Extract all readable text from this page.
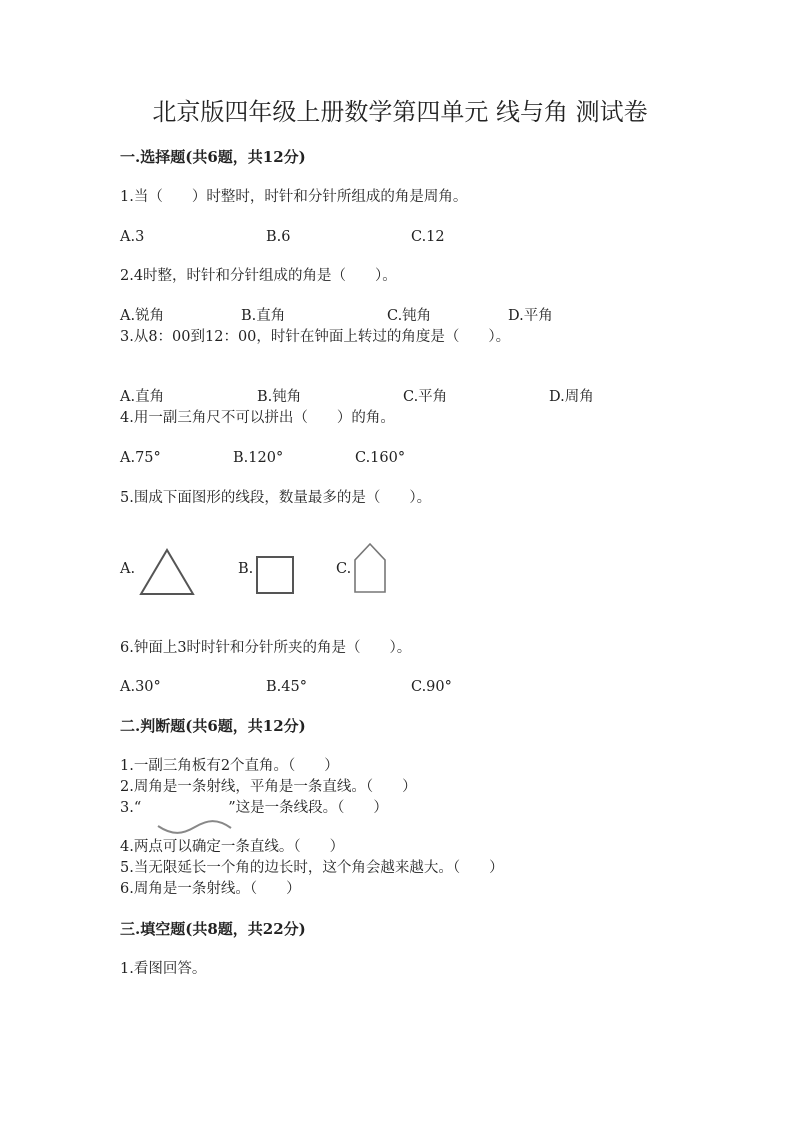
北京版四年级上册数学第四单元 线与角 测试卷
一.选择题(共6题，共12分)
1.当（　　）时整时，时针和分针所组成的角是周角。
A.3	B.6	C.12
2.4时整，时针和分针组成的角是（　　）。
A.锐角	B.直角	C.钝角	D.平角
3.从8：00到12：00，时针在钟面上转过的角度是（　　）。
A.直角	B.钝角	C.平角	D.周角
4.用一副三角尺不可以拼出（　　）的角。
A.75°	B.120°	C.160°
5.围成下面图形的线段，数量最多的是（　　）。
A.	B.	C.
6.钟面上3时时针和分针所夹的角是（　　）。
A.30°	B.45°	C.90°
二.判断题(共6题，共12分)
1.一副三角板有2个直角。（　　）
2.周角是一条射线，平角是一条直线。（　　）
3.“　　　　　　”这是一条线段。（　　）
4.两点可以确定一条直线。（　　）
5.当无限延长一个角的边长时，这个角会越来越大。（　　）
6.周角是一条射线。（　　）
三.填空题(共8题，共22分)
1.看图回答。
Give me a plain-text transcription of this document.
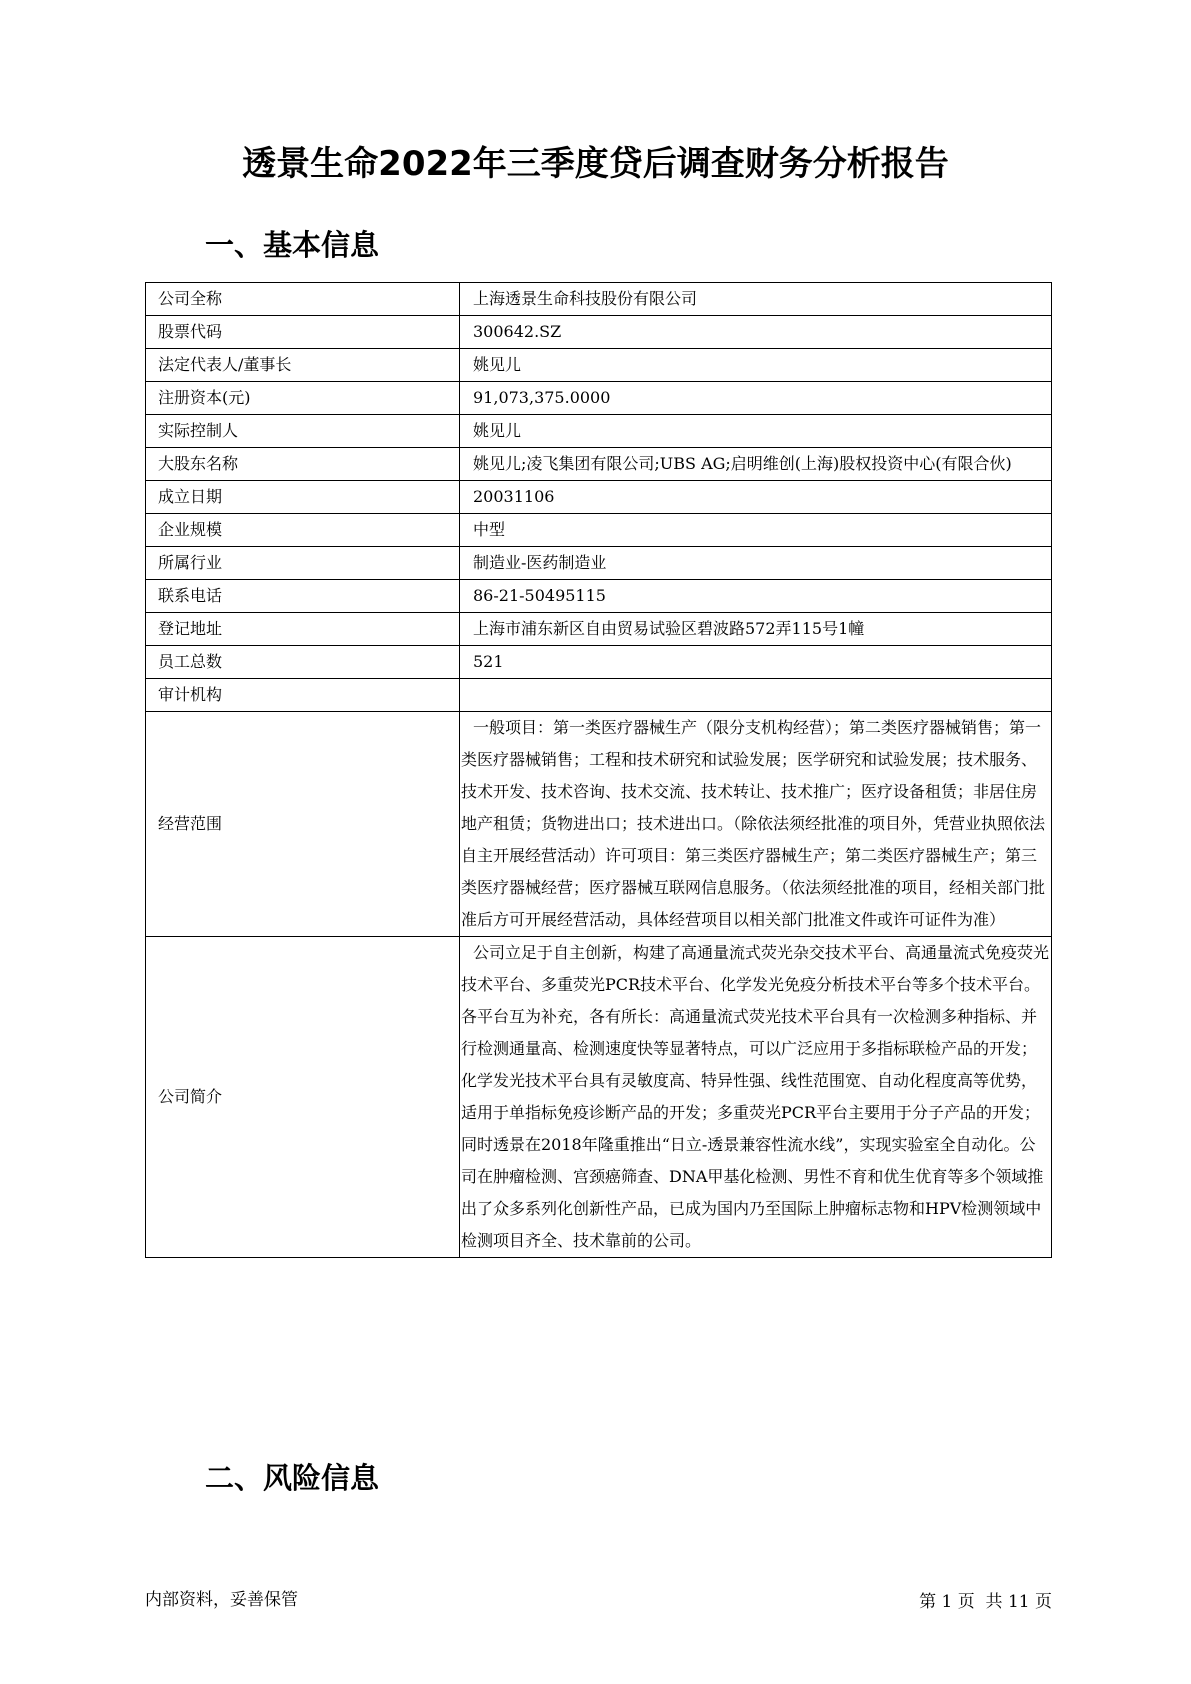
透景生命2022年三季度贷后调查财务分析报告
一、基本信息
公司全称	上海透景生命科技股份有限公司

股票代码	300642.SZ

法定代表人/董事长	姚见儿

注册资本(元)	91,073,375.0000

实际控制人	姚见儿

大股东名称	姚见儿;凌飞集团有限公司;UBS AG;启明维创(上海)股权投资中心(有限合伙)

成立日期	20031106

企业规模	中型

所属行业	制造业-医药制造业

联系电话	86-21-50495115

登记地址	上海市浦东新区自由贸易试验区碧波路572弄115号1幢

员工总数	521

审计机构	

经营范围	一般项目：第一类医疗器械生产（限分支机构经营）；第二类医疗器械销售；第一类医疗器械销售；工程和技术研究和试验发展；医学研究和试验发展；技术服务、技术开发、技术咨询、技术交流、技术转让、技术推广；医疗设备租赁；非居住房地产租赁；货物进出口；技术进出口。（除依法须经批准的项目外，凭营业执照依法自主开展经营活动）许可项目：第三类医疗器械生产；第二类医疗器械生产；第三类医疗器械经营；医疗器械互联网信息服务。（依法须经批准的项目，经相关部门批准后方可开展经营活动，具体经营项目以相关部门批准文件或许可证件为准）

公司简介	公司立足于自主创新，构建了高通量流式荧光杂交技术平台、高通量流式免疫荧光技术平台、多重荧光PCR技术平台、化学发光免疫分析技术平台等多个技术平台。各平台互为补充，各有所长：高通量流式荧光技术平台具有一次检测多种指标、并行检测通量高、检测速度快等显著特点，可以广泛应用于多指标联检产品的开发；化学发光技术平台具有灵敏度高、特异性强、线性范围宽、自动化程度高等优势，适用于单指标免疫诊断产品的开发；多重荧光PCR平台主要用于分子产品的开发；同时透景在2018年隆重推出“日立-透景兼容性流水线”，实现实验室全自动化。公司在肿瘤检测、宫颈癌筛查、DNA甲基化检测、男性不育和优生优育等多个领域推出了众多系列化创新性产品，已成为国内乃至国际上肿瘤标志物和HPV检测领域中检测项目齐全、技术靠前的公司。
二、风险信息
内部资料，妥善保管	第 1 页  共 11 页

....

• _Exercise_: Every line above should be returned exactly; the pictures stay out.

• _Problem solution_:
Extract all readable text from this page.
北京版四年级上册数学第四单元 线与角 测试卷
一.选择题(共6题，共12分)
1.当（　　）时整时，时针和分针所组成的角是周角。
A.3	B.6	C.12
2.4时整，时针和分针组成的角是（　　）。
A.锐角	B.直角	C.钝角	D.平角
3.从8：00到12：00，时针在钟面上转过的角度是（　　）。
A.直角	B.钝角	C.平角	D.周角
4.用一副三角尺不可以拼出（　　）的角。
A.75°	B.120°	C.160°
5.围成下面图形的线段，数量最多的是（　　）。
A.	B.	C.
6.钟面上3时时针和分针所夹的角是（　　）。
A.30°	B.45°	C.90°
二.判断题(共6题，共12分)
1.一副三角板有2个直角。（　　）
2.周角是一条射线，平角是一条直线。（　　）
3.“　　　　　　”这是一条线段。（　　）
4.两点可以确定一条直线。（　　）
5.当无限延长一个角的边长时，这个角会越来越大。（　　）
6.周角是一条射线。（　　）
三.填空题(共8题，共22分)
1.看图回答。
Give me a plain-text transcription of this document.
透景生命2022年三季度贷后调查财务分析报告
一、基本信息
公司全称	上海透景生命科技股份有限公司

股票代码	300642.SZ

法定代表人/董事长	姚见儿

注册资本(元)	91,073,375.0000

实际控制人	姚见儿

大股东名称	姚见儿;凌飞集团有限公司;UBS AG;启明维创(上海)股权投资中心(有限合伙)

成立日期	20031106

企业规模	中型

所属行业	制造业-医药制造业

联系电话	86-21-50495115

登记地址	上海市浦东新区自由贸易试验区碧波路572弄115号1幢

员工总数	521

审计机构	

经营范围	一般项目：第一类医疗器械生产（限分支机构经营）；第二类医疗器械销售；第一类医疗器械销售；工程和技术研究和试验发展；医学研究和试验发展；技术服务、技术开发、技术咨询、技术交流、技术转让、技术推广；医疗设备租赁；非居住房地产租赁；货物进出口；技术进出口。（除依法须经批准的项目外，凭营业执照依法自主开展经营活动）许可项目：第三类医疗器械生产；第二类医疗器械生产；第三类医疗器械经营；医疗器械互联网信息服务。（依法须经批准的项目，经相关部门批准后方可开展经营活动，具体经营项目以相关部门批准文件或许可证件为准）

公司简介	公司立足于自主创新，构建了高通量流式荧光杂交技术平台、高通量流式免疫荧光技术平台、多重荧光PCR技术平台、化学发光免疫分析技术平台等多个技术平台。各平台互为补充，各有所长：高通量流式荧光技术平台具有一次检测多种指标、并行检测通量高、检测速度快等显著特点，可以广泛应用于多指标联检产品的开发；化学发光技术平台具有灵敏度高、特异性强、线性范围宽、自动化程度高等优势，适用于单指标免疫诊断产品的开发；多重荧光PCR平台主要用于分子产品的开发；同时透景在2018年隆重推出“日立-透景兼容性流水线”，实现实验室全自动化。公司在肿瘤检测、宫颈癌筛查、DNA甲基化检测、男性不育和优生优育等多个领域推出了众多系列化创新性产品，已成为国内乃至国际上肿瘤标志物和HPV检测领域中检测项目齐全、技术靠前的公司。
二、风险信息
内部资料，妥善保管	第 1 页  共 11 页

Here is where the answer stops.